### Task statement
In the entries below, count every line with the string "occurs". State the count and nothing else.

### Input data
--- START ---
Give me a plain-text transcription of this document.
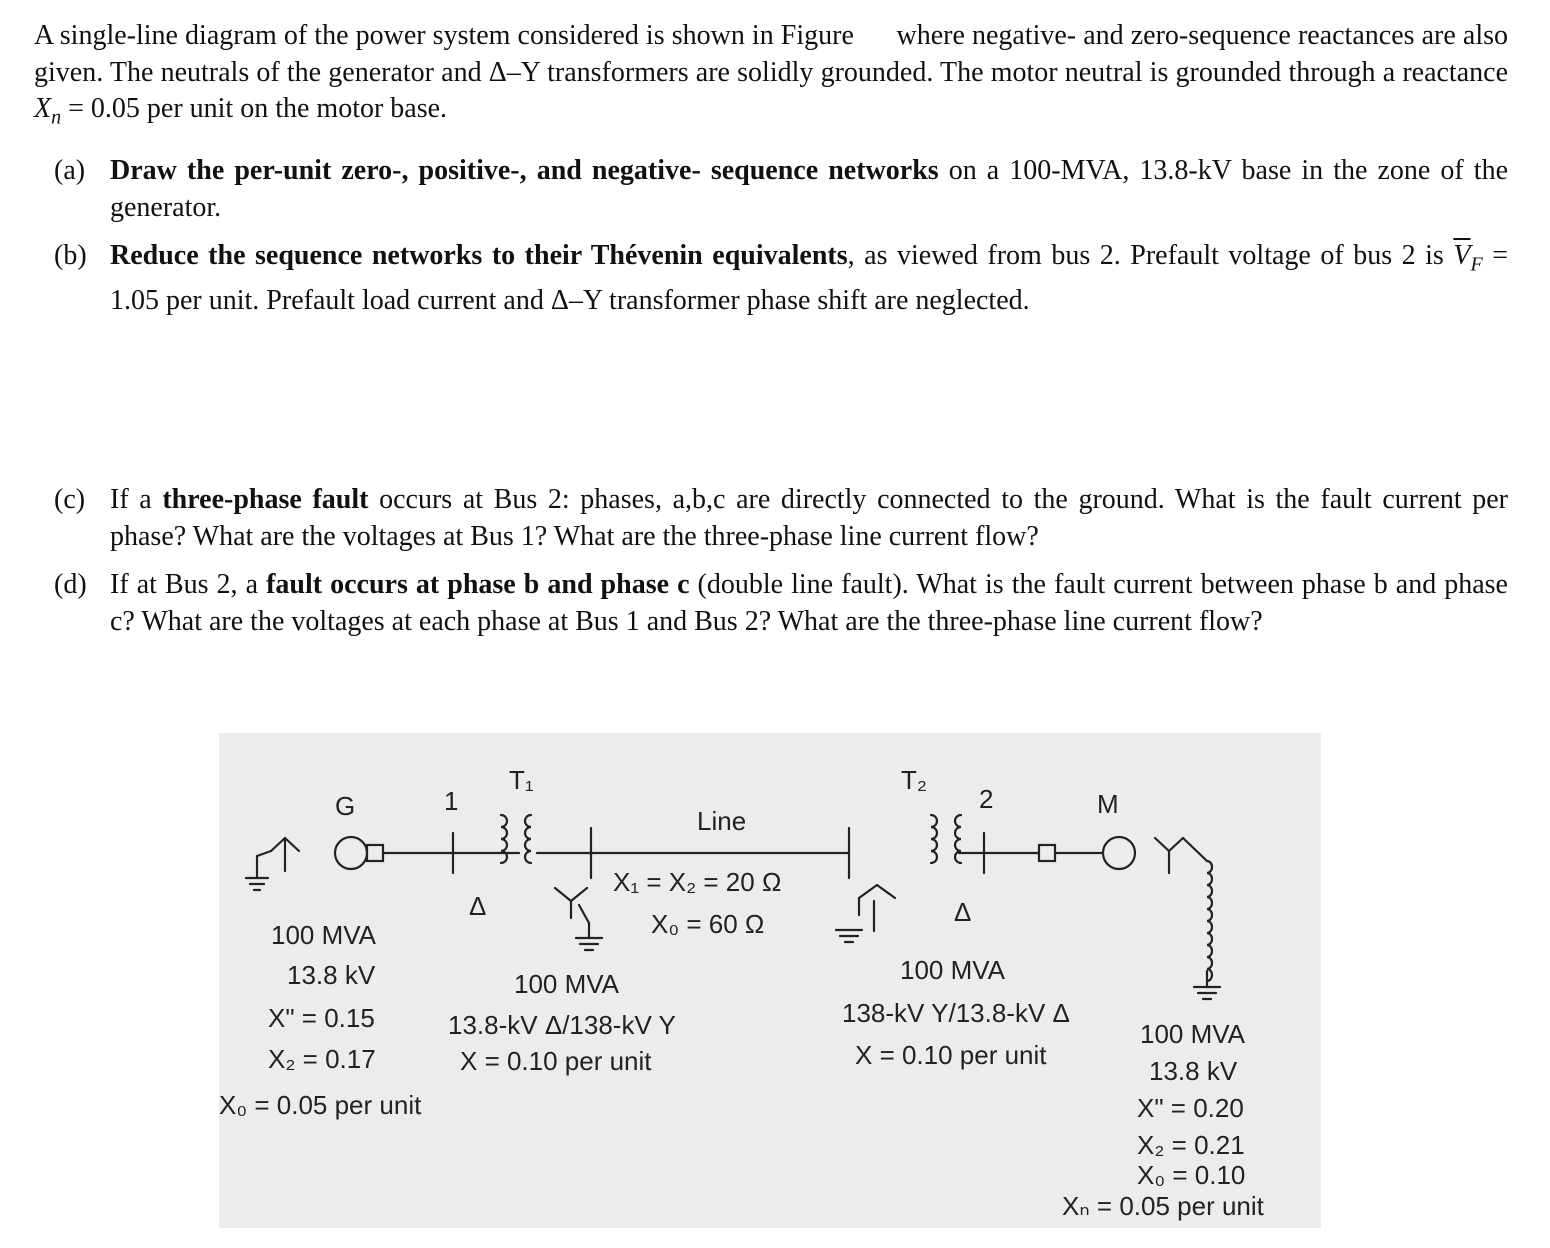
A single-line diagram of the power system considered is shown in Figure where negative- and zero-sequence reactances are also given. The neutrals of the generator and Δ–Y transformers are solidly grounded. The motor neutral is grounded through a reactance $X_n = 0.05$ per unit on the motor base.
(a) Draw the per-unit zero-, positive-, and negative- sequence networks on a 100-MVA, 13.8-kV base in the zone of the generator.
(b) Reduce the sequence networks to their Thévenin equivalents, as viewed from bus 2. Prefault voltage of bus 2 is $\overline{V}_F = 1.05$ per unit. Prefault load current and Δ–Y transformer phase shift are neglected.
(c) If a three-phase fault occurs at Bus 2: phases, a,b,c are directly connected to the ground. What is the fault current per phase? What are the voltages at Bus 1? What are the three-phase line current flow?
(d) If at Bus 2, a fault occurs at phase b and phase c (double line fault). What is the fault current between phase b and phase c? What are the voltages at each phase at Bus 1 and Bus 2? What are the three-phase line current flow?
G	1
T₁
Line
T₂
2	M
Δ	Δ
X₁ = X₂ = 20 Ω
X₀ = 60 Ω
100 MVA
13.8 kV
X" = 0.15
X₂ = 0.17
X₀ = 0.05 per unit
100 MVA
13.8-kV Δ/138-kV Y
X = 0.10 per unit
100 MVA
138-kV Y/13.8-kV Δ
X = 0.10 per unit
100 MVA
13.8 kV
X" = 0.20
X₂ = 0.21
X₀ = 0.10
Xₙ = 0.05 per unit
--- END ---
### Written solution
2